** START EXCERPTED PASSAGE **

Due diligence experts examine loans to group companies, personal expenses run through the business, and any other transactions with related parties. These transactions can hide cash leakage or indicate poor corporate governance.
Projections and Budgets
This involves reviewing the company’s financial projections, capital budgets, and strategic plans.
The due diligence team will compare historical projections with actual performance to assess management’s forecasting ability. Unrealistic projections are a huge red flag.
Working Capital Analysis
Working capital is reviewed across multiple periods to identify the typical level the business requires to operate. This matters because working capital adjustments often form part of the final purchase price.
Buyers need to negotiate a suitable working capital target in the sale agreement to ensure the business has enough funds to operate from the first day after closing.
Tax Compliance
Tax due diligence in India covers direct tax (income tax, TDS compliance, pending assessments, contingent tax liabilities) and indirect tax (GST filings, input tax credit claims, pending notices).
Pending scrutiny notices or demand orders from the Income Tax Department can become the buyer’s liability post-acquisition.
Legal and Regulatory Compliance
This includes reviewing incorporation documents, shareholder agreements, material contracts, labour law compliance, licences (FSSAI, pollution control, factory, SEBI), and any ongoing litigation.
For manufacturing businesses, environmental clearances and pollution compliance are critical.
Off-Balance-Sheet Items
Guarantees given to third parties, contingent liabilities, deferred payment obligations, and undisclosed loans do not appear on the face of the balance sheet.
A thorough review uncovers these before the deal is signed.
Financial Red Flags That Surface in Due Diligence
Some of the most significant deal-breakers and valuation adjustments in Indian transactions are uncovered only during due diligence.
Here are the red flags that our experts at PKC Management Consulting have frequently discovered:
Declining Revenue or Profitability
A steady decline in revenue or profits is an early warning sign, but the reasons behind it are more than the numbers. Due diligence determines whether the decline is temporary (market conditions, seasonality, competition) or reflects deeper structural issues.
For example, stable revenue with falling profits may indicate rising costs, while stable profits despite falling revenue may result from short-term cost-cutting that hides long-term problems.
Poor Quality of Earnings (QoE)
Reported profits do not always represent the company’s true earning capacity.
Common indicators:
- One-time gains from asset sales or extraordinary income inflating profits
- Aggressive revenue recognition before contractual obligations are fulfilled
- Capitalising operating expenses that should have been recognised immediately
- Significant related-party transactions conducted on non-commercial terms
- Heavy dependence on non-recurring income
Revenue Inflation
Artificially inflated revenue is a serious concern, particularly in privately owned and promoter-led businesses.

** END EXCERPTED PASSAGE **
** START LISTED RECORDS **

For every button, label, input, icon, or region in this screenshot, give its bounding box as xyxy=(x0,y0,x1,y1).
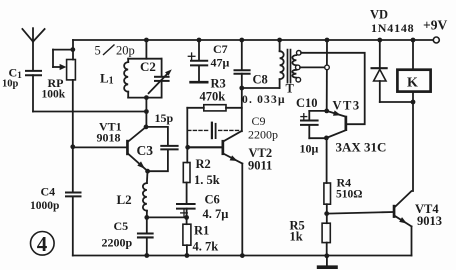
svg-text:2200p: 2200p xyxy=(248,127,278,141)
inductor L1 xyxy=(124,59,162,98)
wire rail drop to VT3 emitter xyxy=(326,40,328,111)
wire VT4 base xyxy=(327,212,393,214)
node VD/K junction xyxy=(411,100,416,105)
node ground rail C5 xyxy=(144,253,149,258)
transistor VT4 xyxy=(393,191,412,255)
svg-text:R4: R4 xyxy=(337,175,352,189)
node VT1 collector xyxy=(144,125,149,130)
capacitor C6 electrolytic xyxy=(177,204,195,224)
node RP top-wiper xyxy=(70,47,75,52)
node tank bottom xyxy=(144,95,149,100)
svg-text:T: T xyxy=(286,82,295,96)
svg-text:+9V: +9V xyxy=(423,18,447,33)
node rail/C8 junction xyxy=(239,38,244,43)
wire top +9V rail xyxy=(73,39,434,41)
svg-text:C9: C9 xyxy=(252,114,266,128)
svg-text:R2: R2 xyxy=(196,157,211,171)
node antenna coupling xyxy=(144,109,149,114)
svg-text:C2: C2 xyxy=(140,59,156,74)
svg-text:1N4148: 1N4148 xyxy=(371,21,414,35)
node rail/VD junction xyxy=(377,38,382,43)
transistor VT2 xyxy=(222,131,243,256)
node VT3 emitter xyxy=(324,109,329,114)
svg-text:C3: C3 xyxy=(137,143,154,158)
node ground rail R1 xyxy=(185,253,190,258)
svg-text:20p: 20p xyxy=(116,44,135,58)
svg-text:C4: C4 xyxy=(41,184,56,198)
svg-text:10p: 10p xyxy=(2,79,19,90)
capacitor C1 xyxy=(26,71,41,112)
node VT3 collector xyxy=(324,136,329,141)
node L2 bottom xyxy=(144,215,149,220)
svg-text:0. 033μ: 0. 033μ xyxy=(242,94,286,106)
resistor R3 xyxy=(187,105,242,111)
capacitor C5 xyxy=(138,217,153,255)
wire rail to tank xyxy=(145,40,147,59)
terminal +9V xyxy=(433,37,439,43)
resistor R5 xyxy=(322,223,330,256)
transformer T secondary xyxy=(292,51,301,82)
capacitor C8 xyxy=(235,40,250,131)
svg-text:47μ: 47μ xyxy=(211,55,230,69)
wire R3 left branch down xyxy=(186,108,188,163)
resistor R1 xyxy=(183,224,191,255)
node C8/T-primary junction xyxy=(239,86,244,91)
svg-text:2200p: 2200p xyxy=(102,235,133,249)
wire secondary top tap to VT3 base xyxy=(301,53,365,124)
svg-text:9011: 9011 xyxy=(248,158,272,172)
svg-text:9018: 9018 xyxy=(97,130,121,144)
svg-text:100k: 100k xyxy=(42,88,66,100)
relay K xyxy=(397,40,430,191)
node rail/K junction xyxy=(411,38,416,43)
svg-text:R1: R1 xyxy=(194,223,209,237)
svg-text:C7: C7 xyxy=(213,42,228,56)
svg-text:C5: C5 xyxy=(114,219,129,233)
variable capacitor C2 xyxy=(149,59,172,98)
capacitor C4 xyxy=(66,193,81,256)
transformer T primary xyxy=(280,40,284,88)
svg-text:C8: C8 xyxy=(253,72,268,86)
svg-text:C10: C10 xyxy=(296,96,318,110)
wire C8 node to transformer primary xyxy=(242,87,280,89)
transformer T core xyxy=(288,50,291,83)
wire VT2 base xyxy=(188,146,222,148)
svg-text:K: K xyxy=(407,75,418,90)
svg-text:VD: VD xyxy=(370,7,388,21)
svg-text:4. 7k: 4. 7k xyxy=(193,239,219,253)
svg-text:470k: 470k xyxy=(200,89,226,103)
node rail/T-primary junction xyxy=(277,38,282,43)
inductor L2 xyxy=(143,171,148,217)
node VT1 emitter xyxy=(145,169,150,174)
node ground rail R5 xyxy=(324,253,329,258)
capacitor C10 electrolytic xyxy=(301,111,327,138)
svg-text:10μ: 10μ xyxy=(300,141,319,155)
wire rail left drop to RP xyxy=(72,40,74,60)
figure number 4 xyxy=(31,232,55,256)
node ground rail VT2 emitter xyxy=(240,253,245,258)
wire antenna node to collector line xyxy=(33,111,146,113)
svg-text:L2: L2 xyxy=(117,192,132,207)
svg-text:R3: R3 xyxy=(211,76,226,90)
node VT4 base xyxy=(324,211,329,216)
svg-text:510Ω: 510Ω xyxy=(336,188,362,200)
wire tank to collector node xyxy=(145,98,147,127)
potentiometer RP xyxy=(53,50,75,80)
svg-text:C6: C6 xyxy=(205,192,220,206)
svg-text:15p: 15p xyxy=(155,111,174,125)
svg-text:9013: 9013 xyxy=(417,214,442,228)
node VT1 base xyxy=(70,144,75,149)
node rail/C7 junction xyxy=(197,38,202,43)
ground at C7 xyxy=(191,81,208,84)
svg-text:1k: 1k xyxy=(290,230,303,244)
svg-text:VT3: VT3 xyxy=(333,99,361,113)
node rail/tank junction xyxy=(144,38,149,43)
wire L2 node to C6/R1 node xyxy=(147,216,187,218)
antenna xyxy=(22,28,44,70)
svg-text:4: 4 xyxy=(37,232,48,256)
wire VT1 base xyxy=(73,146,127,148)
svg-text:4. 7μ: 4. 7μ xyxy=(203,207,229,221)
capacitor C7 electrolytic xyxy=(188,40,207,81)
node C6/R1 junction xyxy=(184,215,189,220)
svg-text:1000p: 1000p xyxy=(30,200,59,212)
wire RP bottom down to C4 xyxy=(72,80,74,192)
node rail/VT3-supply junction xyxy=(325,38,330,43)
svg-text:5: 5 xyxy=(95,44,101,58)
diode VD 1N4148 xyxy=(372,40,413,102)
svg-text:1. 5k: 1. 5k xyxy=(194,173,220,187)
wire secondary mid tap to supply line xyxy=(300,66,325,68)
ground main xyxy=(319,256,336,267)
wire VT3 collector to R4 xyxy=(326,138,328,183)
transistor VT1 xyxy=(126,127,148,171)
resistor R4 xyxy=(324,183,331,223)
svg-text:3AX 31C: 3AX 31C xyxy=(336,139,387,154)
capacitor C3 feedback 15p xyxy=(146,127,178,171)
node VT2 base xyxy=(185,145,190,150)
resistor R2 xyxy=(183,163,190,204)
wire bottom ground rail xyxy=(73,255,412,257)
transistor VT3 xyxy=(326,110,347,137)
capacitor C9 dashed branch xyxy=(188,123,241,138)
terminal circle on supply line xyxy=(325,65,330,70)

** END LISTED RECORDS **

• **REQUIRED WORK**
• a. From the due diligence passage, list every common indicator of poor quality of earnings.
• b. Carry on the due diligence passage from its last sentence.

• **RESPONSE LIST**
• a.
- One-time gains from asset sales or extraordinary income inflating profits
- Aggressive revenue recognition before contractual obligations are fulfilled
- Capitalising operating expenses that should have been recognised immediately
- Significant related-party transactions conducted on non-commercial terms
- Heavy dependence on non-recurring income

• b.
Common practices:
- Channel stuffing to boost year-end sales
- Round-tripping through related entities
- Recording sales before delivery or customer acceptance
- Large year-end sales followed by high returns
These practices overstate revenue without generating real cash flow, leading to misleading financial performance and inflated valuations.
Hidden or Undisclosed Liabilities
Not all liabilities appear on the balance sheet. Financial due diligence identifies hidden obligations by reviewing contracts, legal records, tax filings, and other documents.
Examples:
- Pending tax disputes
- Litigation and legal claims
- Employee benefit liabilities
- Corporate guarantees
- Warranty and contractual obligations
- Unrecorded capital expenditure commitments
These liabilities can materially affect enterprise value and future cash flows.
Tax Non-Compliance
Tax compliance remains one of the most significant risk areas in Indian due diligence assignments.
Even businesses with healthy financial performance can face substantial tax exposures if statutory compliance has been neglected.
Unresolved tax matters may result in penalties, interest, litigation, and future cash outflows that directly affect transaction value.
Weak Internal Controls
Weak internal financial controls increase the risk of fraud, errors, and operational inefficiencies. Although they may not prevent an acquisition, they often require stronger contractual protections.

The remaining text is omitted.